Provide the count of lines that hold "dolore" and no other output.

------

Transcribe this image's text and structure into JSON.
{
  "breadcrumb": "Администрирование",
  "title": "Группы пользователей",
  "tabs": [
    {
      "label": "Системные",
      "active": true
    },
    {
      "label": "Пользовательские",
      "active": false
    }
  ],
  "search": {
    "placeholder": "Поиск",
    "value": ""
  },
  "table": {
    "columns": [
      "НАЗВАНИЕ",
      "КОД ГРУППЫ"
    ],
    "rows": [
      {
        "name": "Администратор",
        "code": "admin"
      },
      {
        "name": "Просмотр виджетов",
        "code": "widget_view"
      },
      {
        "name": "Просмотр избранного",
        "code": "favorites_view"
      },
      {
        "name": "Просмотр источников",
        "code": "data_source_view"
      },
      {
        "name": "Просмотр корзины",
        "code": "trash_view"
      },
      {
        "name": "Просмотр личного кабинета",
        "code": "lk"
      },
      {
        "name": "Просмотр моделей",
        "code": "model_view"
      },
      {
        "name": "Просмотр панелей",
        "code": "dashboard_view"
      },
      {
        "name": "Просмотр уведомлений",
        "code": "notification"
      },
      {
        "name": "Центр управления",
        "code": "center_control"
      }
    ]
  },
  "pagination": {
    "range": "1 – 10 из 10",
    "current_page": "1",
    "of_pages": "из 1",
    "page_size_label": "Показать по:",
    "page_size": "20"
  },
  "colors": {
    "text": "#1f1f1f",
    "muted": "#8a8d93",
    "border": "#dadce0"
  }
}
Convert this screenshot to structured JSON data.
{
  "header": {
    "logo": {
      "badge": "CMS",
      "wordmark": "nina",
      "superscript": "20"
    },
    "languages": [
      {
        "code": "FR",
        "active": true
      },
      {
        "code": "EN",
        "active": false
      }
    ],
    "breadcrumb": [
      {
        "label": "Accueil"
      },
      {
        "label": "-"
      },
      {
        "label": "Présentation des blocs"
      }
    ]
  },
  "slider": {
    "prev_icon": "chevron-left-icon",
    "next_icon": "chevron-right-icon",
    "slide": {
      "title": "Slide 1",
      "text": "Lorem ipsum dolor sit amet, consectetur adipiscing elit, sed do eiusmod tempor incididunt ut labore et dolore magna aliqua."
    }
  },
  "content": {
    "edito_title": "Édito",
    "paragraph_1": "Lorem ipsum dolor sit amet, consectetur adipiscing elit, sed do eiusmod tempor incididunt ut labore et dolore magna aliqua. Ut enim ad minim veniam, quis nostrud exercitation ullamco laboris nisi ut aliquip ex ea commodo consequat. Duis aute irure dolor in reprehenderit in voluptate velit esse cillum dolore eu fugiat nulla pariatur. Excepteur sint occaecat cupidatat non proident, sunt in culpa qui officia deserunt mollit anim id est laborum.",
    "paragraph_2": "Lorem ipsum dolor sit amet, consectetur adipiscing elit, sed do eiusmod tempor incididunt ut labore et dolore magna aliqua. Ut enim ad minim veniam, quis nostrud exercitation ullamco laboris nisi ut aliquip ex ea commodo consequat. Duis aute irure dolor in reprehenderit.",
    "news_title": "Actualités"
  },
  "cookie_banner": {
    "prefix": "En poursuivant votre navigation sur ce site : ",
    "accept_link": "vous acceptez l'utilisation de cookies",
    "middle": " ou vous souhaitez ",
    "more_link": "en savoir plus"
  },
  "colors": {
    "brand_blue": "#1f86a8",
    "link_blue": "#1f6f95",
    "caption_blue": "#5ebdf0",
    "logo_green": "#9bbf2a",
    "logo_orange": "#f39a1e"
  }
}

------

Answer in full:
3